§ **Supplied data**
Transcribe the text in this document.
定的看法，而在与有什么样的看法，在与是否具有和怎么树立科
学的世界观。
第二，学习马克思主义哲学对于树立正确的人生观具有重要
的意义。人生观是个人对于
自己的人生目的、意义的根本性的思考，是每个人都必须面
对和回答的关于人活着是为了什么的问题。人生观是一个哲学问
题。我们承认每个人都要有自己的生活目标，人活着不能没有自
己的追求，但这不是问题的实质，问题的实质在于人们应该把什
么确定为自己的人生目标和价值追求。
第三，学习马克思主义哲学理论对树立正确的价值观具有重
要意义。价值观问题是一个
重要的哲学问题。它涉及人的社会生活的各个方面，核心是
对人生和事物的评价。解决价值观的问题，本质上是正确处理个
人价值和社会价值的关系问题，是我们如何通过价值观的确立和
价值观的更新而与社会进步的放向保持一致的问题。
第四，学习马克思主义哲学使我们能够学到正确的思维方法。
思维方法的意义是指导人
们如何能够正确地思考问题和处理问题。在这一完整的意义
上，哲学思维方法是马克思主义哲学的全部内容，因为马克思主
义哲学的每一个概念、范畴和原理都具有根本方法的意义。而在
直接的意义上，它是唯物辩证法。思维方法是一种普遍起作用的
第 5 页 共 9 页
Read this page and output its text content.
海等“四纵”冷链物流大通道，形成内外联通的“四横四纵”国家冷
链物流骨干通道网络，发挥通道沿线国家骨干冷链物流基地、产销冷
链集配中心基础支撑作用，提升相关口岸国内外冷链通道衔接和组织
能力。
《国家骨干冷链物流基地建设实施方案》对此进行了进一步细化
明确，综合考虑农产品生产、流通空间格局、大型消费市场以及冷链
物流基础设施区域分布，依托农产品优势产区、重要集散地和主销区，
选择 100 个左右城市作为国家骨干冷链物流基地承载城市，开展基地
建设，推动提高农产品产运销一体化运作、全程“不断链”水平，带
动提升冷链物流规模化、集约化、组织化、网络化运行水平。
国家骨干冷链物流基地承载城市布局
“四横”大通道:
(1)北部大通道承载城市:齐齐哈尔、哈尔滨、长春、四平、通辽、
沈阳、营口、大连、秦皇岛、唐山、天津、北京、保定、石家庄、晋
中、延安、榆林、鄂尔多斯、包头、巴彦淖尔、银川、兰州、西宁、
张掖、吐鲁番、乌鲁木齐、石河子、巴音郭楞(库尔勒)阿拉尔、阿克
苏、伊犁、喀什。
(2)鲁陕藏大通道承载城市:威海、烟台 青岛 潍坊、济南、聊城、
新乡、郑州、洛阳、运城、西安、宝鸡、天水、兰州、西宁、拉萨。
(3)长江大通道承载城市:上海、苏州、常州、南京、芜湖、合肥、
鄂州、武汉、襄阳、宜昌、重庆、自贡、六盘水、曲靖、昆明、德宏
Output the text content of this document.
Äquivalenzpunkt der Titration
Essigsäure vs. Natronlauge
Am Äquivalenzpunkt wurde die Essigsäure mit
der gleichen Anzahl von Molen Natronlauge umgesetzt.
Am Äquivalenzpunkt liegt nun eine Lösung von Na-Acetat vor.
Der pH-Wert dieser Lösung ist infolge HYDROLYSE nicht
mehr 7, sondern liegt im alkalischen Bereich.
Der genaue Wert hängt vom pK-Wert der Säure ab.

§ **Brief**
Gather every line containing the word "Äquivalenzpunkt" and copy it.

§ **Answer below**
Äquivalenzpunkt der Titration
Am Äquivalenzpunkt wurde die Essigsäure mit
Am Äquivalenzpunkt liegt nun eine Lösung von Na-Acetat vor.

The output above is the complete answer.